→ **PROBLEM DESCRIPTION**
Show each line of the data below that has the string "bubble" in it.

⁂

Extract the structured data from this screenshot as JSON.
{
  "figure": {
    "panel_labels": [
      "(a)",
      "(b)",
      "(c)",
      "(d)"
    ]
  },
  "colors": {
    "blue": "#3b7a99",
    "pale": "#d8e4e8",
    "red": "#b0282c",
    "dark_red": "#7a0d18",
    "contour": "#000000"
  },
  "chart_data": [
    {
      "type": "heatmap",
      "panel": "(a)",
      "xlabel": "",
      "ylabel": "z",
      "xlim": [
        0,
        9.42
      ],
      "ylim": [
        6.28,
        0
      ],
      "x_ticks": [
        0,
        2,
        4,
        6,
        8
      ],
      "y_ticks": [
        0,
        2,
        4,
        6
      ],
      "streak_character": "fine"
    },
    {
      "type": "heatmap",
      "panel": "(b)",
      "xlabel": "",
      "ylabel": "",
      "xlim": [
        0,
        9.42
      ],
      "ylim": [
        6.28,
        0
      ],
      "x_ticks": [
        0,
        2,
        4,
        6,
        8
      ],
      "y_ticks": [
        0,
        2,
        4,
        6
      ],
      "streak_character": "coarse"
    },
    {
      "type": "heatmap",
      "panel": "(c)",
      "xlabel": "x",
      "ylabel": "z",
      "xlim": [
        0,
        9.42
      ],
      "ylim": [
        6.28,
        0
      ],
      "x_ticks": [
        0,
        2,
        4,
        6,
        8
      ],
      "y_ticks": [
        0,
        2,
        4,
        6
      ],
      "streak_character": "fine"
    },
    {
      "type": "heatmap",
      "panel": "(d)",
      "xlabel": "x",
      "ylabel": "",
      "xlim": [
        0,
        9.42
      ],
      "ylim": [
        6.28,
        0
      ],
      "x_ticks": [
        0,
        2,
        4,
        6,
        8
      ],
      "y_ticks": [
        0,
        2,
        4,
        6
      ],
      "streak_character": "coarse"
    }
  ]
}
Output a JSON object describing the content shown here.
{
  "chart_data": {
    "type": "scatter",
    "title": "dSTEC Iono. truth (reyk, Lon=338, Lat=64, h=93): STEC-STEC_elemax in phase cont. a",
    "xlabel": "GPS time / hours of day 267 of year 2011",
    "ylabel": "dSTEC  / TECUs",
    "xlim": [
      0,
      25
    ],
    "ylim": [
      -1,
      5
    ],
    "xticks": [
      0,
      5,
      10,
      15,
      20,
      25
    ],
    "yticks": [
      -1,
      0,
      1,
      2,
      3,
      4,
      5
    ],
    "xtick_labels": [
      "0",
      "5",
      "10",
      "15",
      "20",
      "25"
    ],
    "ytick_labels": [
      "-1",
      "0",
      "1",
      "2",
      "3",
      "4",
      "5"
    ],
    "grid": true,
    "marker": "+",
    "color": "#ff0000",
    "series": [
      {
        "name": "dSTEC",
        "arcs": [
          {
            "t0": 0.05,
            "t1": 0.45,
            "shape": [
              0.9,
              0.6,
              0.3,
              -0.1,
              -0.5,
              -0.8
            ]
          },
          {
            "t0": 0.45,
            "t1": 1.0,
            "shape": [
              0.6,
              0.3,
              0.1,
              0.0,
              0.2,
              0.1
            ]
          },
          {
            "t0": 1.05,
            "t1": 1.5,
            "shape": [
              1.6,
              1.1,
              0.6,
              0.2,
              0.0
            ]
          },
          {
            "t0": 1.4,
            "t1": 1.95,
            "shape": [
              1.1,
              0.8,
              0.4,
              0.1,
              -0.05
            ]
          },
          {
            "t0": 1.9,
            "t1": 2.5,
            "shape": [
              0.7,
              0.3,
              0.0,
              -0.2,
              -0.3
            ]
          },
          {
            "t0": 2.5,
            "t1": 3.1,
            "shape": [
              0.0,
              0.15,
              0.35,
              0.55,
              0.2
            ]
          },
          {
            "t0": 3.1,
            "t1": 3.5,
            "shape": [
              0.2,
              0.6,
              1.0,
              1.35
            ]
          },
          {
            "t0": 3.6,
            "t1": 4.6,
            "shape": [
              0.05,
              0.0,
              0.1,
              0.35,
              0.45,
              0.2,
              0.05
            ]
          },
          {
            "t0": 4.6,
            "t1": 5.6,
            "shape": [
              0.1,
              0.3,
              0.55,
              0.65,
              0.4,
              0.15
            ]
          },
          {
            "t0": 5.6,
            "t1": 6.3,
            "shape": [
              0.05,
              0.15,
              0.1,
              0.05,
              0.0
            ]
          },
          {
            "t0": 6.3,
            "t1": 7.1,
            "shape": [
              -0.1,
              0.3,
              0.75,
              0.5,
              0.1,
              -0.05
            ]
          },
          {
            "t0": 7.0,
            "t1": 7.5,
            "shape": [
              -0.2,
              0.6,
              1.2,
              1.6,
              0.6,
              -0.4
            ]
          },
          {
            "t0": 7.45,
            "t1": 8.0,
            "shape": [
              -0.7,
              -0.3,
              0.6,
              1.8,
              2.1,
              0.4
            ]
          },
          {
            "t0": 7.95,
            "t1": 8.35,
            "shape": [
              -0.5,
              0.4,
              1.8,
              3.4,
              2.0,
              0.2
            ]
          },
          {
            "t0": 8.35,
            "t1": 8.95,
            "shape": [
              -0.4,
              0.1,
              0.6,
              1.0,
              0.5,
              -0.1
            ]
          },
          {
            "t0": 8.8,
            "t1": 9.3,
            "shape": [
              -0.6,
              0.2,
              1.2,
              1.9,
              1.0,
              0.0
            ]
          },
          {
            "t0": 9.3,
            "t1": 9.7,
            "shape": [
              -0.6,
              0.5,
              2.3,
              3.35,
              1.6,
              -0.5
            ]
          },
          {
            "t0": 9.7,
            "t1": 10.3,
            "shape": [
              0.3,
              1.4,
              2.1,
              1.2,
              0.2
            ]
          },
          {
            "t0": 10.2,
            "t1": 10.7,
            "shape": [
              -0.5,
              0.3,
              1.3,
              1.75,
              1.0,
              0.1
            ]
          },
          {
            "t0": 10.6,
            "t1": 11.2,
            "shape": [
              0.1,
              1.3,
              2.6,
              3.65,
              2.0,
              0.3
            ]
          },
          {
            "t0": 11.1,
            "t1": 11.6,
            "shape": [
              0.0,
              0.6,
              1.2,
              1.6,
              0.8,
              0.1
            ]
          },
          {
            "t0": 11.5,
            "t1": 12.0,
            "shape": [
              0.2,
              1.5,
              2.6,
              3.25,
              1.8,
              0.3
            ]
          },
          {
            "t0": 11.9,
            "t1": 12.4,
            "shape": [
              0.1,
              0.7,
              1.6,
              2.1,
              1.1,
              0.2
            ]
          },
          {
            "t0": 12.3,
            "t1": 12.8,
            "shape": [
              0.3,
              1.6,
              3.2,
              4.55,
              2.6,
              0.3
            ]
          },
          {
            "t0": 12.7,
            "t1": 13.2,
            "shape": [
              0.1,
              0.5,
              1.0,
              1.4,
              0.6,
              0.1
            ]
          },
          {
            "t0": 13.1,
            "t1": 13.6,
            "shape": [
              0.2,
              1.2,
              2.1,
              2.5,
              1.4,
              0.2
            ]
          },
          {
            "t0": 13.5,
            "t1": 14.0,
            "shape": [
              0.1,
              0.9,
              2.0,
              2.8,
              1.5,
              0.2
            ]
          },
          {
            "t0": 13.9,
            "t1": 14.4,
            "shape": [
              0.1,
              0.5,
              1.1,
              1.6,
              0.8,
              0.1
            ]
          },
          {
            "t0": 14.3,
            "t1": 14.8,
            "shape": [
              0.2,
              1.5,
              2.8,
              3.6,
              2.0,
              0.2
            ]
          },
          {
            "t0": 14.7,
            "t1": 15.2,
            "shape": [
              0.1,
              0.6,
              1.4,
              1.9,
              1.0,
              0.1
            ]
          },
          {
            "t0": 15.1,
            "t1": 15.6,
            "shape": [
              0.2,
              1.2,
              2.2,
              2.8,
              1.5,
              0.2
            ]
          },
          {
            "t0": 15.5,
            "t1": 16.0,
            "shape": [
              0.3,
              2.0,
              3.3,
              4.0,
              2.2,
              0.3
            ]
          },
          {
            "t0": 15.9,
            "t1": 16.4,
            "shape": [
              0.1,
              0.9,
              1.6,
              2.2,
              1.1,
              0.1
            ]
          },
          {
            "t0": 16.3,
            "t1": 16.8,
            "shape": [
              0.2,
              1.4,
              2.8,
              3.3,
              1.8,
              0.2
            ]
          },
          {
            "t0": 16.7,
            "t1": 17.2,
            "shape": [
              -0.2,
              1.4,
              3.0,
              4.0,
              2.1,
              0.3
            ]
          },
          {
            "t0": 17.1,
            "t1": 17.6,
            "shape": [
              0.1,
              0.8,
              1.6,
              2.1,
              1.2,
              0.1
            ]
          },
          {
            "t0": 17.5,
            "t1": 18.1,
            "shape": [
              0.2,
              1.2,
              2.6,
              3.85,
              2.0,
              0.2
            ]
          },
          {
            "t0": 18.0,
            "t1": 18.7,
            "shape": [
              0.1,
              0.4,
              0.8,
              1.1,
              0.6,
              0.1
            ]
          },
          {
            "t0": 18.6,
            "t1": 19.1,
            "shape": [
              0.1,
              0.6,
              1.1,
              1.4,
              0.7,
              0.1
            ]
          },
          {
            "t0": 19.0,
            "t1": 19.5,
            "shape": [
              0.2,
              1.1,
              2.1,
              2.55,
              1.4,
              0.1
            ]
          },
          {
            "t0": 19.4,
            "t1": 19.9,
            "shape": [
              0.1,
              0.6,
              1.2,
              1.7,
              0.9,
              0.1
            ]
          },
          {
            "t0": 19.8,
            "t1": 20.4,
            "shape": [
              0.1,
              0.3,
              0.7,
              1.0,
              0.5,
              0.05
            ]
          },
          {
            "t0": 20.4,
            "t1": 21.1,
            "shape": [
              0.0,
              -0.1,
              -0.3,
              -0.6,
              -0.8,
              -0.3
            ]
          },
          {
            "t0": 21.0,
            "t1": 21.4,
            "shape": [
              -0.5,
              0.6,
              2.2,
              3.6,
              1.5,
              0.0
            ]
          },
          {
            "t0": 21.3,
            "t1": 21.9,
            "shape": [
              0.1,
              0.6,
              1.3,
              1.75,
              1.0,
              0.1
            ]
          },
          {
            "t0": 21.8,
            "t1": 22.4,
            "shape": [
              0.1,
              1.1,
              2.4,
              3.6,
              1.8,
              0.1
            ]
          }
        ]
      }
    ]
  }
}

⁂

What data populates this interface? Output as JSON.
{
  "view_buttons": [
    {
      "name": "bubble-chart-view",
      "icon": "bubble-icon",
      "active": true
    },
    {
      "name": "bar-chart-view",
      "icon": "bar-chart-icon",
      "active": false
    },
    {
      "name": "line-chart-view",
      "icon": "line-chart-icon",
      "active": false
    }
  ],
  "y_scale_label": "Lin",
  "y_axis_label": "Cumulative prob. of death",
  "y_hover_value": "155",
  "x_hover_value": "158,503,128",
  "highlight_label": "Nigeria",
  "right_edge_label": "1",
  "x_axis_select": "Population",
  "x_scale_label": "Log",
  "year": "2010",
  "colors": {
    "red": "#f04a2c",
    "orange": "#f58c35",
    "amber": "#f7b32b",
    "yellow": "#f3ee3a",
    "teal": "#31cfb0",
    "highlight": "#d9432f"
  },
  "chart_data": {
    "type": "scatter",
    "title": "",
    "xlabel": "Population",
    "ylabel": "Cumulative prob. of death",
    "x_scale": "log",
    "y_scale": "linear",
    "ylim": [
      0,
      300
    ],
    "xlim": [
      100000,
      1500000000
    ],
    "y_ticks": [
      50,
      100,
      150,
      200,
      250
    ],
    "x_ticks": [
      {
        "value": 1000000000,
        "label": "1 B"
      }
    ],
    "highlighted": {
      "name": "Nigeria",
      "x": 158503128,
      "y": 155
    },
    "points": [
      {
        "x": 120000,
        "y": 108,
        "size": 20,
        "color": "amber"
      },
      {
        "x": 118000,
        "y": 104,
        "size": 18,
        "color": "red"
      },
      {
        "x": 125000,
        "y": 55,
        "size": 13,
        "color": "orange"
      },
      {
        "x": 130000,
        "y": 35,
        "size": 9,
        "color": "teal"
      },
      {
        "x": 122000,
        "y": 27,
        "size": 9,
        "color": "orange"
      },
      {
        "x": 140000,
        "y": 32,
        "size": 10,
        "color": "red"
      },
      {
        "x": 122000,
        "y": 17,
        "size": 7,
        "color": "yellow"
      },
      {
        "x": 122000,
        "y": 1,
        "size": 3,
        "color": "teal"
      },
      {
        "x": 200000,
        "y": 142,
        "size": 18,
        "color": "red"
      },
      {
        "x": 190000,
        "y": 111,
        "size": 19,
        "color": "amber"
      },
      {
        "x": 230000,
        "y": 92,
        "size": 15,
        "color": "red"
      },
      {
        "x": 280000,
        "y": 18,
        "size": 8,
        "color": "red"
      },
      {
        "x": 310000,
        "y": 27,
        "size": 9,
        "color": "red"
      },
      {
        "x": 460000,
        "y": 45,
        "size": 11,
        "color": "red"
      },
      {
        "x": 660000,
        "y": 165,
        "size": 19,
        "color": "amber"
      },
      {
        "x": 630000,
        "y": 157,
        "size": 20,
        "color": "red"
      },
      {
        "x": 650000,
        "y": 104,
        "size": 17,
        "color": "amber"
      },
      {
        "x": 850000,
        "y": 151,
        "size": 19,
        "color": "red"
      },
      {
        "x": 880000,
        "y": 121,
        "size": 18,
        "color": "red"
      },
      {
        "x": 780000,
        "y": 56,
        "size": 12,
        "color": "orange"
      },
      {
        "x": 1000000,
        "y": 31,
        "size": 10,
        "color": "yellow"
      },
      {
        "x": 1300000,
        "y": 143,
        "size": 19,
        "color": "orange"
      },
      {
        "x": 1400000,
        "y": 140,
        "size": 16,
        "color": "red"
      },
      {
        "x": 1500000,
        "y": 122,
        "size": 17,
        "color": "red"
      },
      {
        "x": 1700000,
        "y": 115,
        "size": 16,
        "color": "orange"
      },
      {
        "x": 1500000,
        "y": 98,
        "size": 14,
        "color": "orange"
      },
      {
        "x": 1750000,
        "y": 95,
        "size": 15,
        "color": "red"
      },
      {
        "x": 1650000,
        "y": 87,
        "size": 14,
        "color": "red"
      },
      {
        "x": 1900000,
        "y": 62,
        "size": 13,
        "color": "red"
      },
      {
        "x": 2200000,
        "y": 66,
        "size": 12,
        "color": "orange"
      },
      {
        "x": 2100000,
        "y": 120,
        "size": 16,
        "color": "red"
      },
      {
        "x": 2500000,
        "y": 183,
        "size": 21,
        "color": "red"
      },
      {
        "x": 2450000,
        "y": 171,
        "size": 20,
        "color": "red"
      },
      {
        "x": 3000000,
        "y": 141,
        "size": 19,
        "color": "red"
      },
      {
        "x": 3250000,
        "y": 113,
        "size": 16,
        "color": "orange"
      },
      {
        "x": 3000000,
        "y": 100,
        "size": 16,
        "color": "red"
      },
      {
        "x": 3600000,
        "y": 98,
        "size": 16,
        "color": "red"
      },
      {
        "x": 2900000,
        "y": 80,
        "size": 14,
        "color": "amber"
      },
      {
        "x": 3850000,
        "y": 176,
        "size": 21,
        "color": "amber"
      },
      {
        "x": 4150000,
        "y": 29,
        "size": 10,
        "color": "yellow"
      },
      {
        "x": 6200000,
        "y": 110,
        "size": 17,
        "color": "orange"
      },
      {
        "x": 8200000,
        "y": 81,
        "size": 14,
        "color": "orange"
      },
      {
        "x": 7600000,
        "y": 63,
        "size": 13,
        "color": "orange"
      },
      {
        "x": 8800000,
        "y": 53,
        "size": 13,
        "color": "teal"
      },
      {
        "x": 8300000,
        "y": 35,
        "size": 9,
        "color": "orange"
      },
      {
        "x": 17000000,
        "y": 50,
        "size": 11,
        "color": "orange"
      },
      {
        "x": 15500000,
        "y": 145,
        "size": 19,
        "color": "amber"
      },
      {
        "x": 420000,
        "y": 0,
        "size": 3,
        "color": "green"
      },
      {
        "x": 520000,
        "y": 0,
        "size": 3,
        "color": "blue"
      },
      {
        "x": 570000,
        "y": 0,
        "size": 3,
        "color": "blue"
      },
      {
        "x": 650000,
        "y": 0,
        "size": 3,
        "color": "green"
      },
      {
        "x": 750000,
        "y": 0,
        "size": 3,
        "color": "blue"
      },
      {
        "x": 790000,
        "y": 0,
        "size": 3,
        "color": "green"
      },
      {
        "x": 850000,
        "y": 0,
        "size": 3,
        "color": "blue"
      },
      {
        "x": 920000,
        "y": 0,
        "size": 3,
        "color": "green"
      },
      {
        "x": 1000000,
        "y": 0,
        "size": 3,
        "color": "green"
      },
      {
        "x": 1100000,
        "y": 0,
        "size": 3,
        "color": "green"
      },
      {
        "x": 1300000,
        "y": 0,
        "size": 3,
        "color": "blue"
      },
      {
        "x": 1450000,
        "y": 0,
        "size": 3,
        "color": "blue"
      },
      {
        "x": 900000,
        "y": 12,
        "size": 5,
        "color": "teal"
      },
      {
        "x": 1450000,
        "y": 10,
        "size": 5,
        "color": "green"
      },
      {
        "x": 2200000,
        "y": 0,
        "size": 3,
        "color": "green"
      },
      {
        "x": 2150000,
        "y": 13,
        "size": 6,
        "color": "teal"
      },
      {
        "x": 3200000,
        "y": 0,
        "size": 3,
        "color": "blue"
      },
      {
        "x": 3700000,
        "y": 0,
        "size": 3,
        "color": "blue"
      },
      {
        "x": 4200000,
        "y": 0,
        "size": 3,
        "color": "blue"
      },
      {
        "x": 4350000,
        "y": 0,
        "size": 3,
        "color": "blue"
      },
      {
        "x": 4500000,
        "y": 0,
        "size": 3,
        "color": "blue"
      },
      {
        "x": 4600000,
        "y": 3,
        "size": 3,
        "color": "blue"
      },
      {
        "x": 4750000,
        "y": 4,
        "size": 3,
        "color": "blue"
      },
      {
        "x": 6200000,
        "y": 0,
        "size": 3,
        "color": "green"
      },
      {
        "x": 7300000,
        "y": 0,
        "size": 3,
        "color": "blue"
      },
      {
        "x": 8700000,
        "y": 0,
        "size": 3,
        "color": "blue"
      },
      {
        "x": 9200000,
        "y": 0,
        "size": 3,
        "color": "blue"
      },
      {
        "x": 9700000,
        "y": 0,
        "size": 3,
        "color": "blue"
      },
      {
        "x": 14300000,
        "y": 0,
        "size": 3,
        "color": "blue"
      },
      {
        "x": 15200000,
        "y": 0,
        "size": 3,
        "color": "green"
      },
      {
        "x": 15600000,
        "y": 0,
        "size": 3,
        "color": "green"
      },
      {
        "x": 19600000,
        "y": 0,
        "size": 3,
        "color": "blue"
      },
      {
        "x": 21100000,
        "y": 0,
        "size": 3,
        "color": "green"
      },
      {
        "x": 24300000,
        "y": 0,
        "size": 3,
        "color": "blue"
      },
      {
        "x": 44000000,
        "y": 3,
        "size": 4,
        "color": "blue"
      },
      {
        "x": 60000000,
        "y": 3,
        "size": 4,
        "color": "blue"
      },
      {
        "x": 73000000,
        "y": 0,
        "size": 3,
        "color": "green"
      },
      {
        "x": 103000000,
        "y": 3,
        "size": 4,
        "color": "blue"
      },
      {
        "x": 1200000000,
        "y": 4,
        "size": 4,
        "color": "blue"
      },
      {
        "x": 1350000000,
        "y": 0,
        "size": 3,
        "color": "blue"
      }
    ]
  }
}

⁂

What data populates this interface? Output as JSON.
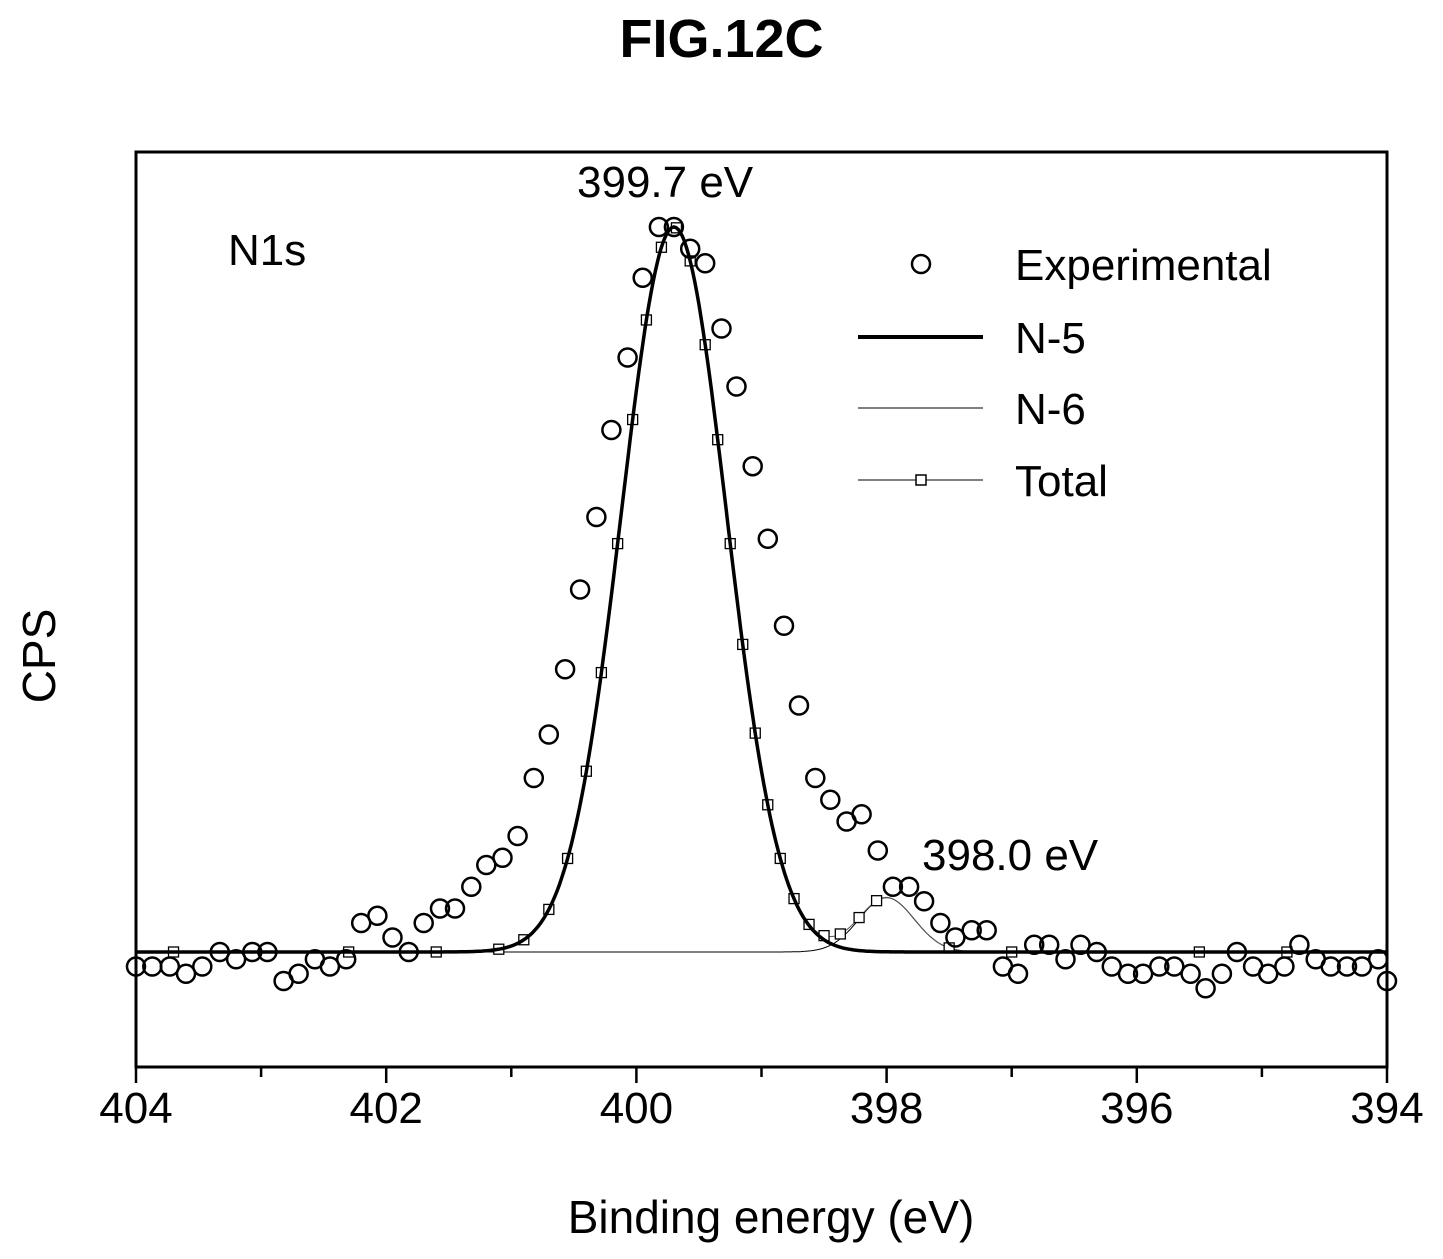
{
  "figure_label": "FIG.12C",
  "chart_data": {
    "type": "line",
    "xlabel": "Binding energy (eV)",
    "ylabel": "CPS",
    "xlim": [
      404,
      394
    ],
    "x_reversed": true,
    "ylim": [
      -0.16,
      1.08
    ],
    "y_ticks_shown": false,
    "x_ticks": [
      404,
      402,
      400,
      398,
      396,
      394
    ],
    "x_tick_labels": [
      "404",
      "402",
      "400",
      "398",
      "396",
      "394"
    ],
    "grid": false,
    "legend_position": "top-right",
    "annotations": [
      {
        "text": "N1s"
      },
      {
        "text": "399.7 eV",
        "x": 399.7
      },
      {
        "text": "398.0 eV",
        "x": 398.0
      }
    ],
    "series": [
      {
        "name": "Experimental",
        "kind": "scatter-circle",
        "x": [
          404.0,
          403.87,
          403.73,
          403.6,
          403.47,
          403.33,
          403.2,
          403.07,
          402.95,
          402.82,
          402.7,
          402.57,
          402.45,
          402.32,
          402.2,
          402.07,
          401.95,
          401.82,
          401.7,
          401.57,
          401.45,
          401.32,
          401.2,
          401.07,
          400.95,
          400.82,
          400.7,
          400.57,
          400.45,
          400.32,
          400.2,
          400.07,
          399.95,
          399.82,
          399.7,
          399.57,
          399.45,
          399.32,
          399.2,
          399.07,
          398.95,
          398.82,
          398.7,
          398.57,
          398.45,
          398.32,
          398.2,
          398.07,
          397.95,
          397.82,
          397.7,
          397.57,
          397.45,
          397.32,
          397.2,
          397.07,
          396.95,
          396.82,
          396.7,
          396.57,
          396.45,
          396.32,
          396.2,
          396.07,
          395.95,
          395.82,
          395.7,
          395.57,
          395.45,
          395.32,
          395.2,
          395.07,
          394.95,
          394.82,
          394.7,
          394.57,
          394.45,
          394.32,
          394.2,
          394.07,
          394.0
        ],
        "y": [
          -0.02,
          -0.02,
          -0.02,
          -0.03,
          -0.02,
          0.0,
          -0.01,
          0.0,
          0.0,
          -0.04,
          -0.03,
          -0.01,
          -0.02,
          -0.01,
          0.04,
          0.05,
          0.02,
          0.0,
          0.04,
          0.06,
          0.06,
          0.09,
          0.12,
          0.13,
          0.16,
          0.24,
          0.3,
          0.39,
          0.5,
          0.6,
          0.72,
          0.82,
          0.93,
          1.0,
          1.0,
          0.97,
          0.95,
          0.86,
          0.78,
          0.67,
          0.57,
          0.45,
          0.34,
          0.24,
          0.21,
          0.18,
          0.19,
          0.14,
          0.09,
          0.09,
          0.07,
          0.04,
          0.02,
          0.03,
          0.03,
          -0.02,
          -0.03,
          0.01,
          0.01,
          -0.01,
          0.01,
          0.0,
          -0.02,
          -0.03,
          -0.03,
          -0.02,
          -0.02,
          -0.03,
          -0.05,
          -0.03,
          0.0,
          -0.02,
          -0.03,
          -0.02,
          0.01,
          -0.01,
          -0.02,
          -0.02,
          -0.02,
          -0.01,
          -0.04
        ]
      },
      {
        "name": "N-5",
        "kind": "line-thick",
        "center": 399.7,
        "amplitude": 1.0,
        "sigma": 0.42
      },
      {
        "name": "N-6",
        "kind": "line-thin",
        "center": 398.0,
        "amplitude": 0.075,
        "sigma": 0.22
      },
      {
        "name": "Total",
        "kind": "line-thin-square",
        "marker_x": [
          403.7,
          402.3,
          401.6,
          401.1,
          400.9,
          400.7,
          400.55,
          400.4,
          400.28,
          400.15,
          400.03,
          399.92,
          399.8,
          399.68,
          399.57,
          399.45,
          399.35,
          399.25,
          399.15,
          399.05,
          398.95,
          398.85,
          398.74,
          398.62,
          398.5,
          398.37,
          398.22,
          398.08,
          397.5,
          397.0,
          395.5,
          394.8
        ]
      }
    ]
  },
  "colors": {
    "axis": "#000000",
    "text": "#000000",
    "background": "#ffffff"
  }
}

⁂

→ **RESULT OF THE EXERCISE**
      "name": "bubble-chart-view",
      "icon": "bubble-icon",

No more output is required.